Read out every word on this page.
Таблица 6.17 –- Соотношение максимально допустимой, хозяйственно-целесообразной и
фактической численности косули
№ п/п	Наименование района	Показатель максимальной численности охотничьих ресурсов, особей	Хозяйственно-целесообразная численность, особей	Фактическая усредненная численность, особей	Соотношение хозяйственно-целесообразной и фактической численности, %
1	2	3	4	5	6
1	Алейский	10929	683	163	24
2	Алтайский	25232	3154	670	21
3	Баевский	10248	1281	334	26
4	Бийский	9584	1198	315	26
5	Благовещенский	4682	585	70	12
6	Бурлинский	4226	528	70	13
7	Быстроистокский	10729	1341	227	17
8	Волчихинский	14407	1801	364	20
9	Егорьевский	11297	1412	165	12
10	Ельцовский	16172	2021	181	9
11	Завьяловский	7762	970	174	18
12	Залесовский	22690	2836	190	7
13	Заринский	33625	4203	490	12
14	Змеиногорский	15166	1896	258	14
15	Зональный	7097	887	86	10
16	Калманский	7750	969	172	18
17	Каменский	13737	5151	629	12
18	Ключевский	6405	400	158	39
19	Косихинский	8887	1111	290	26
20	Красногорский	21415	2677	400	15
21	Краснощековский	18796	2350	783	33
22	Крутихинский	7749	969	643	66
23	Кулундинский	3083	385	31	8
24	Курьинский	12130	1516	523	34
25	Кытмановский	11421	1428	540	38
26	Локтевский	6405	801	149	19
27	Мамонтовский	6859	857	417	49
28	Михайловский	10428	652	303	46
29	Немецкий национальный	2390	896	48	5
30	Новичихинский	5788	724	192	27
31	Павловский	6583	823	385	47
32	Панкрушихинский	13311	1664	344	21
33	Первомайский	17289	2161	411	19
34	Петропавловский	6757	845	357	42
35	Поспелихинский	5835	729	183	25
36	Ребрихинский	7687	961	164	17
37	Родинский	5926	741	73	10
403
++++++++++++++++++++
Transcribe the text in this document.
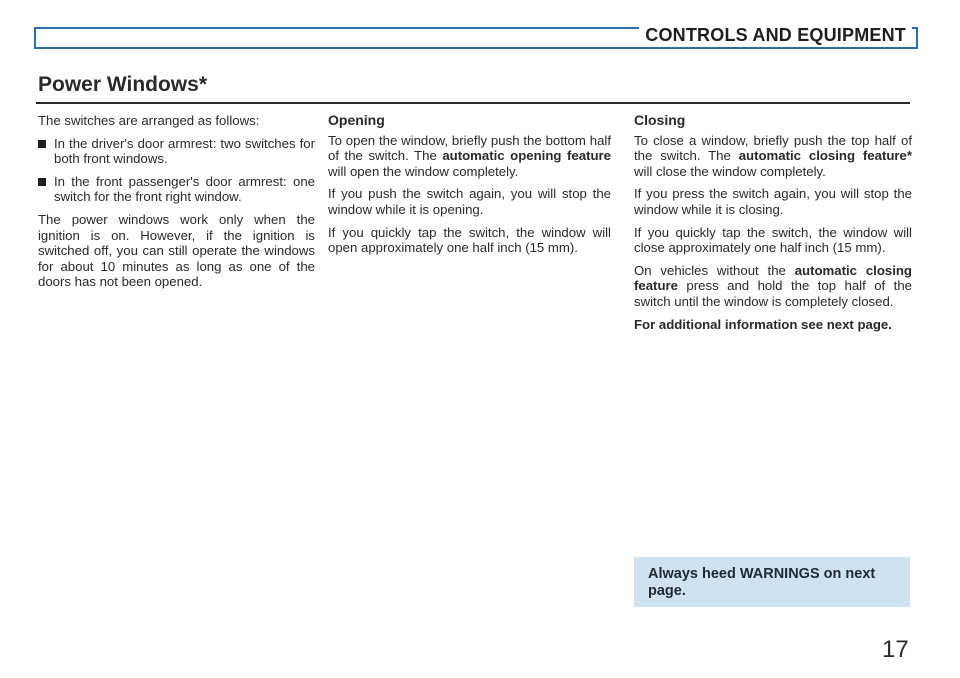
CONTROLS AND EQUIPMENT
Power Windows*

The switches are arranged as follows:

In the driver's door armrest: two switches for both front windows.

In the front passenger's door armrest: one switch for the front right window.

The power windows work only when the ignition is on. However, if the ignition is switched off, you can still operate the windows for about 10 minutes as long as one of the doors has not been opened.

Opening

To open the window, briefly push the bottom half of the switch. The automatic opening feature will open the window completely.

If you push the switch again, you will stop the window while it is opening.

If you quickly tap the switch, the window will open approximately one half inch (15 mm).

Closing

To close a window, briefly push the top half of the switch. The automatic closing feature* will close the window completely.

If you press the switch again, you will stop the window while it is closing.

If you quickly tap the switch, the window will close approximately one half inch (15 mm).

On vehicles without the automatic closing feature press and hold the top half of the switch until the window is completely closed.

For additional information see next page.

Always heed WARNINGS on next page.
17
++++++++++++++++++++
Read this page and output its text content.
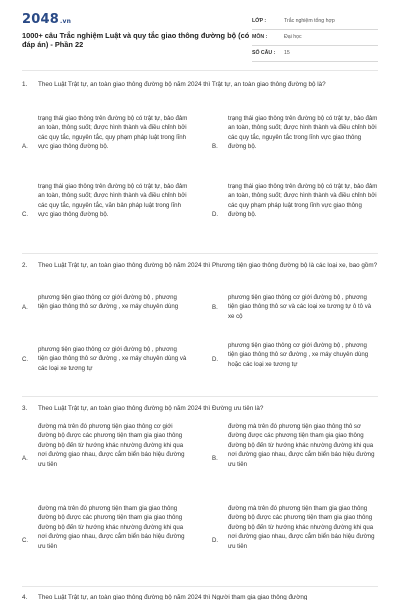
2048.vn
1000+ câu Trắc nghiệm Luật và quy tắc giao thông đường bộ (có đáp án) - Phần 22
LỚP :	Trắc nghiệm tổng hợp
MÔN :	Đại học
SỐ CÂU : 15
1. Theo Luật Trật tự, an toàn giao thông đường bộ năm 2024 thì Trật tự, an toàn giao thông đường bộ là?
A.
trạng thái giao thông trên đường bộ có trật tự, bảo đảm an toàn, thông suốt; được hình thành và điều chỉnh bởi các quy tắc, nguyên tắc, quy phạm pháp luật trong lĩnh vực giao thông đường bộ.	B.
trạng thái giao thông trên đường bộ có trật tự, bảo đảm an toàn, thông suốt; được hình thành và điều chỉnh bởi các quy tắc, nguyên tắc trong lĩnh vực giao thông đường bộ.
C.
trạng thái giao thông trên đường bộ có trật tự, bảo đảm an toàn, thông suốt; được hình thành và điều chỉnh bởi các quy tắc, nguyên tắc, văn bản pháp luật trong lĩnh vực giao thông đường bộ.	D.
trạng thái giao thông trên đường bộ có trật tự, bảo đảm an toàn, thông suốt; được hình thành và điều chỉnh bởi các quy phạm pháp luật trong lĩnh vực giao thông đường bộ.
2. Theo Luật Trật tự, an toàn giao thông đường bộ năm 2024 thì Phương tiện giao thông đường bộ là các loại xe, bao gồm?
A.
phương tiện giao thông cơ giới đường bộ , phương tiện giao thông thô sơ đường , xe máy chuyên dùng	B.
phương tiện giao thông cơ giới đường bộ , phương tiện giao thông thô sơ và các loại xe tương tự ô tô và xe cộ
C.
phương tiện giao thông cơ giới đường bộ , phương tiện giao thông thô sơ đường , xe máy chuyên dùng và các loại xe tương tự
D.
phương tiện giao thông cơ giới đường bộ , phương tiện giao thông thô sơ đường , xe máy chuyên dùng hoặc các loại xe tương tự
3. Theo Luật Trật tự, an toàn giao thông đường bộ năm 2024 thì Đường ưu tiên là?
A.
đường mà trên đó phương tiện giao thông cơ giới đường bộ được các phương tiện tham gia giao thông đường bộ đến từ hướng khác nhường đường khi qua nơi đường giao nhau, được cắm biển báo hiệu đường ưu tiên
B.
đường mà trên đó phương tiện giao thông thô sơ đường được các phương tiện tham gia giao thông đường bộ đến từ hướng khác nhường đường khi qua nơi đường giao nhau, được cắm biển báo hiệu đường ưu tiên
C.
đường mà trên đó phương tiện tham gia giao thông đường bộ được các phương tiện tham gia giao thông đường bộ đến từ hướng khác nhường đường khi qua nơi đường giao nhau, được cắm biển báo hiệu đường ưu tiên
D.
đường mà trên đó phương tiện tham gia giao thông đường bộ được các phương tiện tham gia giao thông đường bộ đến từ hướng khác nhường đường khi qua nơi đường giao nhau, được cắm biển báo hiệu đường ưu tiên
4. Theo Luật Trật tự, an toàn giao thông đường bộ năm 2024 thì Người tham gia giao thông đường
++++++++++++++++++++
REQUIRED TASK: Look through the entries above; copy every line holding the string "while".

SOLUTION:
If you push the switch again, you will stop the window while it is opening.
If you press the switch again, you will stop the window while it is closing.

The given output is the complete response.